[Recorded data start]
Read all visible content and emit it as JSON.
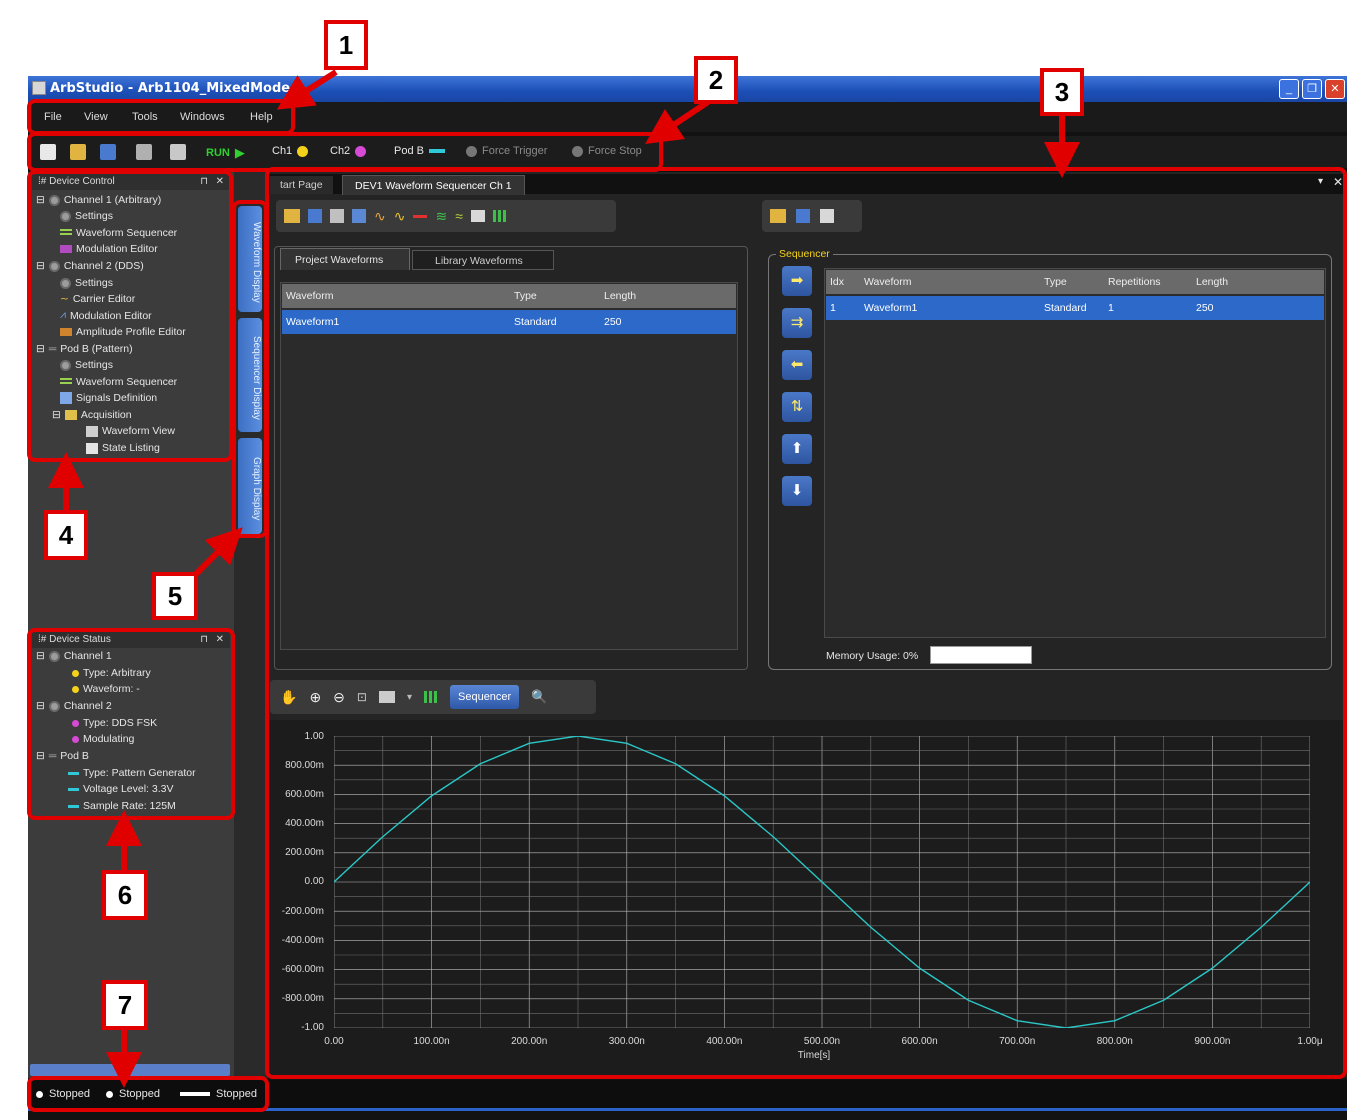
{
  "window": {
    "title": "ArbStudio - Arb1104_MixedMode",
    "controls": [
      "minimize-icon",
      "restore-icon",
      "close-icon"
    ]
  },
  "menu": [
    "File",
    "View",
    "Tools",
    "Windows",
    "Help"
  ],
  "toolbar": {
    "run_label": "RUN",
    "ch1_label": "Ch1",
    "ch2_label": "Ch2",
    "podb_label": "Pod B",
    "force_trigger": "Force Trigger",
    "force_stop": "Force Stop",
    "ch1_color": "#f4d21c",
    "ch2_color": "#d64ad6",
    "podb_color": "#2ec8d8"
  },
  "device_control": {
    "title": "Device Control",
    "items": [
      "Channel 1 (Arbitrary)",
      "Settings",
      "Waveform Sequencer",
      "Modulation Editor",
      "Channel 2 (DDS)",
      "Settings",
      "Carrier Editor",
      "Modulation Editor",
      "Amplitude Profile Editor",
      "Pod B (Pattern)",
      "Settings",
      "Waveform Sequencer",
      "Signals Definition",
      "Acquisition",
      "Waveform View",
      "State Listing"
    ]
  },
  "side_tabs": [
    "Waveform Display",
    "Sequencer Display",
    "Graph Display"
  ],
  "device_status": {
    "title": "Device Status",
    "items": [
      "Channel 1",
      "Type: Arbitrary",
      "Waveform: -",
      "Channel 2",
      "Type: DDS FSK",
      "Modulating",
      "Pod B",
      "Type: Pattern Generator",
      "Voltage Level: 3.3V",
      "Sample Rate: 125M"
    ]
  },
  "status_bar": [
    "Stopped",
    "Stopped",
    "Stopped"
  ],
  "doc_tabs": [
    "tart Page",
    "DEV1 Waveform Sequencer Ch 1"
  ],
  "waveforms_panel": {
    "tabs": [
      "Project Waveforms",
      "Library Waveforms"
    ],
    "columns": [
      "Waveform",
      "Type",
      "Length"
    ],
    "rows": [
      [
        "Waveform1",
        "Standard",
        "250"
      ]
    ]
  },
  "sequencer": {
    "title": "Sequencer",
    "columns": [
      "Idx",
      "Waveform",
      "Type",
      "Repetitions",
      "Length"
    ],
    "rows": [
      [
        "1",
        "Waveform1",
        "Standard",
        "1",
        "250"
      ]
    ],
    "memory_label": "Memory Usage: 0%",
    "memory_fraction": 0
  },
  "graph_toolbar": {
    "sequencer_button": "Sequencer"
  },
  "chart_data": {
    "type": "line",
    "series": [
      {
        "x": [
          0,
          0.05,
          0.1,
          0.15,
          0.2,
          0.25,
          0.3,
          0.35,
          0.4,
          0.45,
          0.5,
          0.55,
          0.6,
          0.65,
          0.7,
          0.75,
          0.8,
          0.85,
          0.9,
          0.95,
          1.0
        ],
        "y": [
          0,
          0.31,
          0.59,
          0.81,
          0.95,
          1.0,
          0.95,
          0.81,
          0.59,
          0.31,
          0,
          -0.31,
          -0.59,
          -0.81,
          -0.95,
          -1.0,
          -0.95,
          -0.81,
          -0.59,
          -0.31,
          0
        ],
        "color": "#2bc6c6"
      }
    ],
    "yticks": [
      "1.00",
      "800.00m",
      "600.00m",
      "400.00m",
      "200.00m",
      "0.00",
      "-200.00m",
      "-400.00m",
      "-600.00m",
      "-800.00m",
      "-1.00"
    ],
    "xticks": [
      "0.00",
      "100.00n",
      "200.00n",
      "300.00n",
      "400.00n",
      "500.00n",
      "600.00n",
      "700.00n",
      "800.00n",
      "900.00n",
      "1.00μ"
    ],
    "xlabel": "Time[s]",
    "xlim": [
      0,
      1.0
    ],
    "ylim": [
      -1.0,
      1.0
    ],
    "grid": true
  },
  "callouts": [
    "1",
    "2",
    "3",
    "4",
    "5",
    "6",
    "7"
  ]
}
[Recorded data end]
[Recorded data start]
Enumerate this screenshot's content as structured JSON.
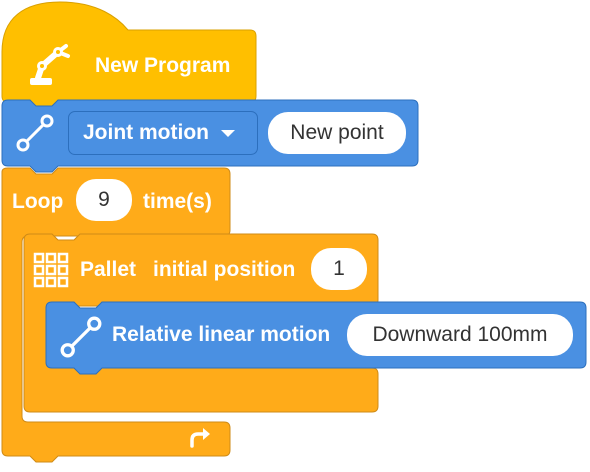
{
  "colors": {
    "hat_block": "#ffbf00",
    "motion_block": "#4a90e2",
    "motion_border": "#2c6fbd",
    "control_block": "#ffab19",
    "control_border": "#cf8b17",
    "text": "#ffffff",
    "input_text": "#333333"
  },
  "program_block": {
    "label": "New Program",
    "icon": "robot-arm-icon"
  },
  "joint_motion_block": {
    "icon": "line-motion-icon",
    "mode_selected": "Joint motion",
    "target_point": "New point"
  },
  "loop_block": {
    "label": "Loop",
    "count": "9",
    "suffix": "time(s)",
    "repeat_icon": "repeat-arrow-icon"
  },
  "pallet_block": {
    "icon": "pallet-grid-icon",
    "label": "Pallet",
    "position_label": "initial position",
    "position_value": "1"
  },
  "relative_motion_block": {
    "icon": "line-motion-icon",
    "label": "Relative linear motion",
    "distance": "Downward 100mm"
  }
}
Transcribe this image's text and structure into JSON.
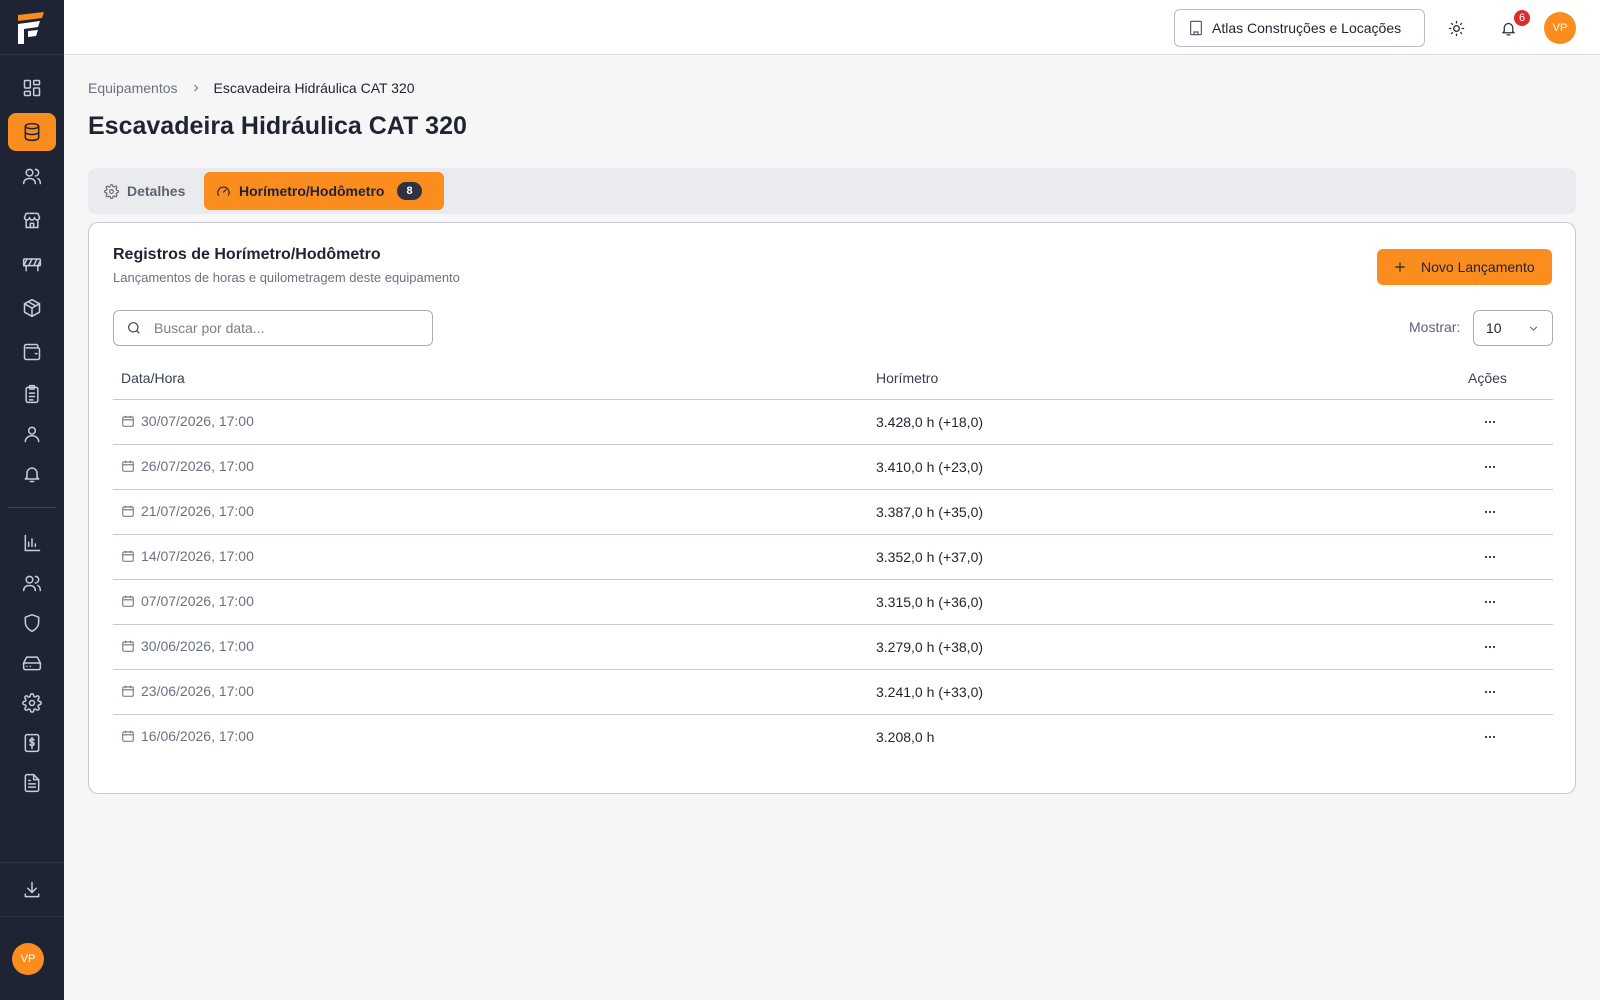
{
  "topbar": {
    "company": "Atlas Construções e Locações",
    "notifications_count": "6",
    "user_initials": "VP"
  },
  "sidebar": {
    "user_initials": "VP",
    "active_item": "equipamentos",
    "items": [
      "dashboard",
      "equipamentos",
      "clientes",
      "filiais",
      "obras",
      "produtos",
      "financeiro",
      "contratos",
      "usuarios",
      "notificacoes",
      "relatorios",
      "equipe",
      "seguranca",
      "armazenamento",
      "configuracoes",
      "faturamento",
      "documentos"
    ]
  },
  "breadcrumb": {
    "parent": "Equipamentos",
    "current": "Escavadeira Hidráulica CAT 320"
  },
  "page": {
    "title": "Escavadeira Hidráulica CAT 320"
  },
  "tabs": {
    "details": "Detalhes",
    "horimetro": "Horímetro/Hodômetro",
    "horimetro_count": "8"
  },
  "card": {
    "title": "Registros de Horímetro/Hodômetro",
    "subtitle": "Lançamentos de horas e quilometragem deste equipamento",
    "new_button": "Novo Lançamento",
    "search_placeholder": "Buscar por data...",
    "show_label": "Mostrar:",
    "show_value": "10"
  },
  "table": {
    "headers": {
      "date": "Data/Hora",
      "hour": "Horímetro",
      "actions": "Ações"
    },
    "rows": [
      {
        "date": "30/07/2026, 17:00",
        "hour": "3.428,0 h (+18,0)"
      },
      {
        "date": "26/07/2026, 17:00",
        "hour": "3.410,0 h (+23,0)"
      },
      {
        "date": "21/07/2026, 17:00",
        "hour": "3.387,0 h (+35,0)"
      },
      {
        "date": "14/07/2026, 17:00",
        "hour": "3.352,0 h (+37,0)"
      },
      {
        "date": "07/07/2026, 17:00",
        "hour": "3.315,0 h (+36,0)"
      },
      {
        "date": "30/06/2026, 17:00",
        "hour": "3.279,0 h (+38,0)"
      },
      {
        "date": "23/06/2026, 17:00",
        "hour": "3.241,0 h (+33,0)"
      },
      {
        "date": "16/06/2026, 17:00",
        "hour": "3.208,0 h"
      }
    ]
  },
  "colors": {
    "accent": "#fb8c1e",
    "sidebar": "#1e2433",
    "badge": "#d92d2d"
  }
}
[Recorded data end]
→ **Given request**:
Which lines of the material contain the string "Editor"? List each of them.

→ **Solution to this problem**:
      "Modulation Editor",
      "Carrier Editor",
      "Modulation Editor",
      "Amplitude Profile Editor",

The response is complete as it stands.